## Start Data provided

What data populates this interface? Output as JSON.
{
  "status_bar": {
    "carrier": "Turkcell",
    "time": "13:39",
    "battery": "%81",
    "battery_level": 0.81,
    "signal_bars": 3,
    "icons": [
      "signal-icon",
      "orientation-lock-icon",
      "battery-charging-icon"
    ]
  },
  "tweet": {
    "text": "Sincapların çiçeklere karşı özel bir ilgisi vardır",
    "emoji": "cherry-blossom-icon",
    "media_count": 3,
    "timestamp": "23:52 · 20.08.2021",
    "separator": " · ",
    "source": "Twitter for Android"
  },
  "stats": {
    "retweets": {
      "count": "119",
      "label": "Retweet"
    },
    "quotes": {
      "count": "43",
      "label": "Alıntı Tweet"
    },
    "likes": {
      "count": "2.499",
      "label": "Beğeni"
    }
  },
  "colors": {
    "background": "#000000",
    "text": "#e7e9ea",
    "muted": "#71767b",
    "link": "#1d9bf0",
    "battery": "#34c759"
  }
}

## End Data provided

**The problem:** From the listing above, reproduce all the lines exactly.

**Full solution:**
What data populates this interface? Output as JSON.
{
  "status_bar": {
    "carrier": "Turkcell",
    "time": "13:39",
    "battery": "%81",
    "battery_level": 0.81,
    "signal_bars": 3,
    "icons": [
      "signal-icon",
      "orientation-lock-icon",
      "battery-charging-icon"
    ]
  },
  "tweet": {
    "text": "Sincapların çiçeklere karşı özel bir ilgisi vardır",
    "emoji": "cherry-blossom-icon",
    "media_count": 3,
    "timestamp": "23:52 · 20.08.2021",
    "separator": " · ",
    "source": "Twitter for Android"
  },
  "stats": {
    "retweets": {
      "count": "119",
      "label": "Retweet"
    },
    "quotes": {
      "count": "43",
      "label": "Alıntı Tweet"
    },
    "likes": {
      "count": "2.499",
      "label": "Beğeni"
    }
  },
  "colors": {
    "background": "#000000",
    "text": "#e7e9ea",
    "muted": "#71767b",
    "link": "#1d9bf0",
    "battery": "#34c759"
  }
}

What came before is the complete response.